-- start INFORMATION SUPPLIED --

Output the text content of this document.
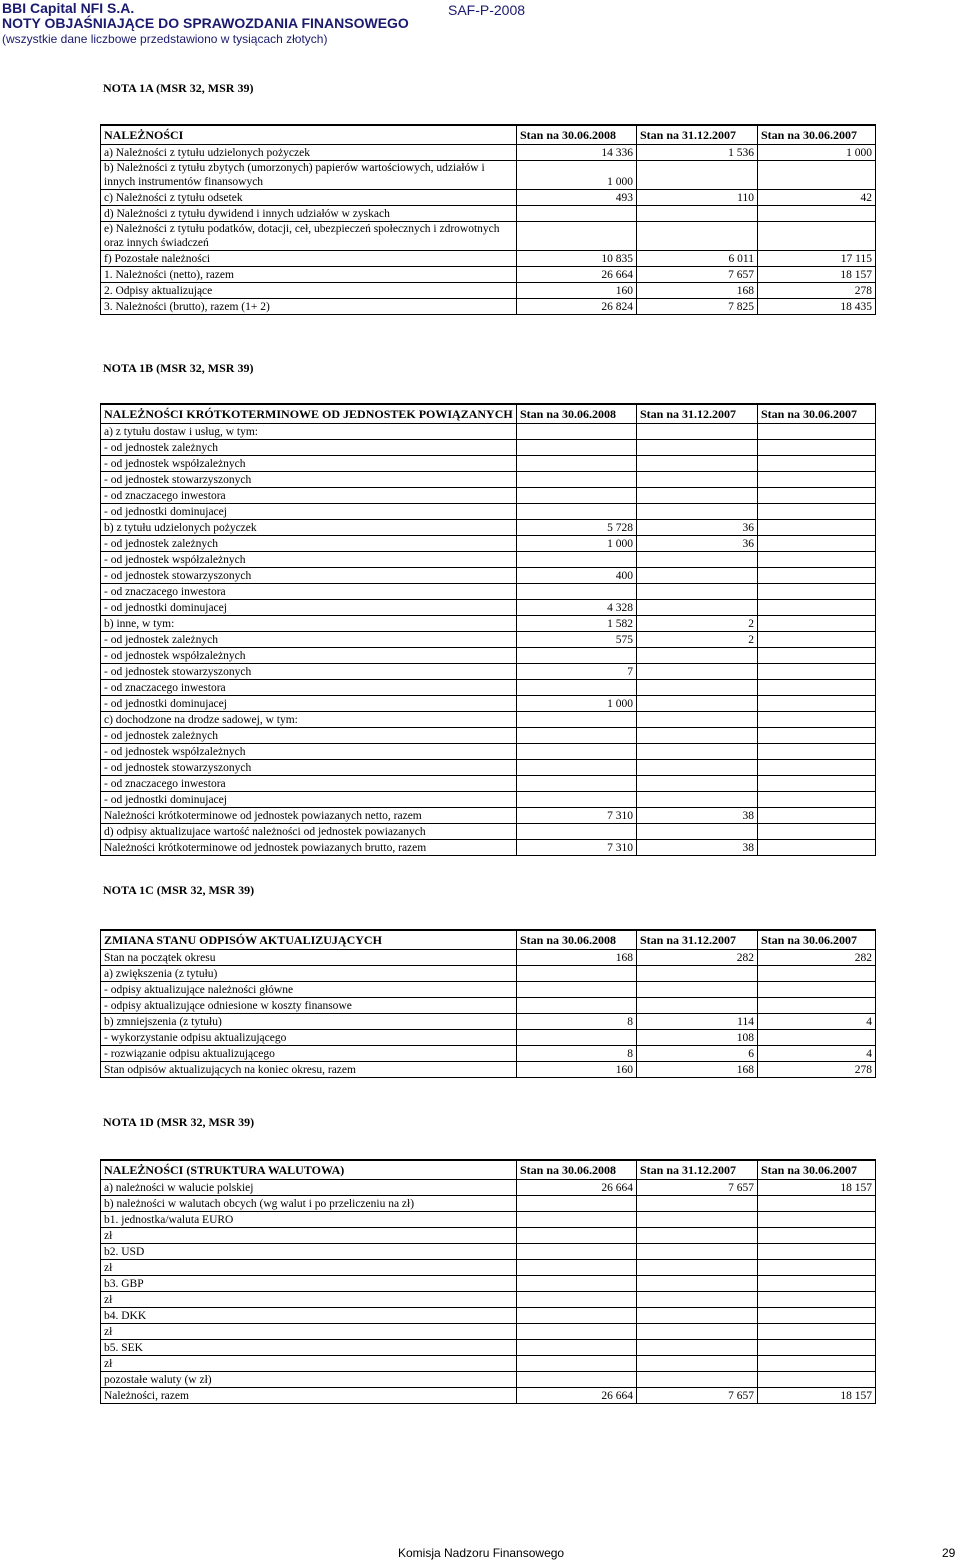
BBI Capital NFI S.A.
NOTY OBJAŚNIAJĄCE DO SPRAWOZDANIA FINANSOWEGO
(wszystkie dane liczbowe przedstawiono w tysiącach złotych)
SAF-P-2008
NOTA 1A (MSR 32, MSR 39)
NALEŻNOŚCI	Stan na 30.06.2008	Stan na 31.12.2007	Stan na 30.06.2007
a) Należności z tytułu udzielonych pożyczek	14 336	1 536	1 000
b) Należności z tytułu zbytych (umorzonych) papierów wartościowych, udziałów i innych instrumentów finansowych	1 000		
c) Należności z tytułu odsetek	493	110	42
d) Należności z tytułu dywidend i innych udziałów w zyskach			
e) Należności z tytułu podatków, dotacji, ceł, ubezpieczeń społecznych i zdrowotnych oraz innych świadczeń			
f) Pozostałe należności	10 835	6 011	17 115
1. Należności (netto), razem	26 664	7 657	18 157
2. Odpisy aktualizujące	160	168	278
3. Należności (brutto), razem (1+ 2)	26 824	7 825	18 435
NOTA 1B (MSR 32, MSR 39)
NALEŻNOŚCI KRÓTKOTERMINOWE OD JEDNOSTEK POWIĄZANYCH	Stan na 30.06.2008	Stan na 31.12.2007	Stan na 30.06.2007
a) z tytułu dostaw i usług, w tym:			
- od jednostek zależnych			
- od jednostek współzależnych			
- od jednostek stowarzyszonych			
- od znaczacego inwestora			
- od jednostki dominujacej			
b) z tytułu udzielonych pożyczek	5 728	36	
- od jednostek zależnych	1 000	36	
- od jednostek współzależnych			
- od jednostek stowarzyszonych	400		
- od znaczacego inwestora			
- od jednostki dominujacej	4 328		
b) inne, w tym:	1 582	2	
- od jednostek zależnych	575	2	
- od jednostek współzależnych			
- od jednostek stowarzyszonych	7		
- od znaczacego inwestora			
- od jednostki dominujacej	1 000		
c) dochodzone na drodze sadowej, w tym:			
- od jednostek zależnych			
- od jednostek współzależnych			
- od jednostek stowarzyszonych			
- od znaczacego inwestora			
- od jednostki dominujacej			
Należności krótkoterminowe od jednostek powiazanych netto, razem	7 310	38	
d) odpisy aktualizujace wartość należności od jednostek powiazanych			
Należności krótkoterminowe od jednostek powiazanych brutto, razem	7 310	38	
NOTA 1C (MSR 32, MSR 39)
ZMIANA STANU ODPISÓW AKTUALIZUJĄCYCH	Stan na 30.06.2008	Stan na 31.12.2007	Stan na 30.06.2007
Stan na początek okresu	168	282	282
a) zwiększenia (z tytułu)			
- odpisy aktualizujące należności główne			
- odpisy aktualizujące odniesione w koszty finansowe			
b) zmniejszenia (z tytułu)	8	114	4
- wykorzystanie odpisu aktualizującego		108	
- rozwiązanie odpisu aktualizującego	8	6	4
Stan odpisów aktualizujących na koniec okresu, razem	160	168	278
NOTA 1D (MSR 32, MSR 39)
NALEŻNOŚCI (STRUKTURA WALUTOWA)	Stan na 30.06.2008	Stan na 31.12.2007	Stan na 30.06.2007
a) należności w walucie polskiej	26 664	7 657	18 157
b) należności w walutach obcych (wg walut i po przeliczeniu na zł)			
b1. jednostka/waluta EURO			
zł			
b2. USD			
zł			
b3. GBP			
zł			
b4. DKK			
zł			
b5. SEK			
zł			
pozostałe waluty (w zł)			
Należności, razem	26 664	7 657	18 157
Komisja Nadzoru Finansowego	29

-- end INFORMATION SUPPLIED --

• _REQUIREMENT_
Repeat the listing in full and exactly. Do not include any images.

• _PROBLEM SOLUTION_
Output the text content of this document.
BBI Capital NFI S.A.
NOTY OBJAŚNIAJĄCE DO SPRAWOZDANIA FINANSOWEGO
(wszystkie dane liczbowe przedstawiono w tysiącach złotych)
SAF-P-2008
NOTA 1A (MSR 32, MSR 39)
NALEŻNOŚCI	Stan na 30.06.2008	Stan na 31.12.2007	Stan na 30.06.2007
a) Należności z tytułu udzielonych pożyczek	14 336	1 536	1 000
b) Należności z tytułu zbytych (umorzonych) papierów wartościowych, udziałów i innych instrumentów finansowych	1 000		
c) Należności z tytułu odsetek	493	110	42
d) Należności z tytułu dywidend i innych udziałów w zyskach			
e) Należności z tytułu podatków, dotacji, ceł, ubezpieczeń społecznych i zdrowotnych oraz innych świadczeń			
f) Pozostałe należności	10 835	6 011	17 115
1. Należności (netto), razem	26 664	7 657	18 157
2. Odpisy aktualizujące	160	168	278
3. Należności (brutto), razem (1+ 2)	26 824	7 825	18 435
NOTA 1B (MSR 32, MSR 39)
NALEŻNOŚCI KRÓTKOTERMINOWE OD JEDNOSTEK POWIĄZANYCH	Stan na 30.06.2008	Stan na 31.12.2007	Stan na 30.06.2007
a) z tytułu dostaw i usług, w tym:			
- od jednostek zależnych			
- od jednostek współzależnych			
- od jednostek stowarzyszonych			
- od znaczacego inwestora			
- od jednostki dominujacej			
b) z tytułu udzielonych pożyczek	5 728	36	
- od jednostek zależnych	1 000	36	
- od jednostek współzależnych			
- od jednostek stowarzyszonych	400		
- od znaczacego inwestora			
- od jednostki dominujacej	4 328		
b) inne, w tym:	1 582	2	
- od jednostek zależnych	575	2	
- od jednostek współzależnych			
- od jednostek stowarzyszonych	7		
- od znaczacego inwestora			
- od jednostki dominujacej	1 000		
c) dochodzone na drodze sadowej, w tym:			
- od jednostek zależnych			
- od jednostek współzależnych			
- od jednostek stowarzyszonych			
- od znaczacego inwestora			
- od jednostki dominujacej			
Należności krótkoterminowe od jednostek powiazanych netto, razem	7 310	38	
d) odpisy aktualizujace wartość należności od jednostek powiazanych			
Należności krótkoterminowe od jednostek powiazanych brutto, razem	7 310	38	
NOTA 1C (MSR 32, MSR 39)
ZMIANA STANU ODPISÓW AKTUALIZUJĄCYCH	Stan na 30.06.2008	Stan na 31.12.2007	Stan na 30.06.2007
Stan na początek okresu	168	282	282
a) zwiększenia (z tytułu)			
- odpisy aktualizujące należności główne			
- odpisy aktualizujące odniesione w koszty finansowe			
b) zmniejszenia (z tytułu)	8	114	4
- wykorzystanie odpisu aktualizującego		108	
- rozwiązanie odpisu aktualizującego	8	6	4
Stan odpisów aktualizujących na koniec okresu, razem	160	168	278
NOTA 1D (MSR 32, MSR 39)
NALEŻNOŚCI (STRUKTURA WALUTOWA)	Stan na 30.06.2008	Stan na 31.12.2007	Stan na 30.06.2007
a) należności w walucie polskiej	26 664	7 657	18 157
b) należności w walutach obcych (wg walut i po przeliczeniu na zł)			
b1. jednostka/waluta EURO			
zł			
b2. USD			
zł			
b3. GBP			
zł			
b4. DKK			
zł			
b5. SEK			
zł			
pozostałe waluty (w zł)			
Należności, razem	26 664	7 657	18 157
Komisja Nadzoru Finansowego	29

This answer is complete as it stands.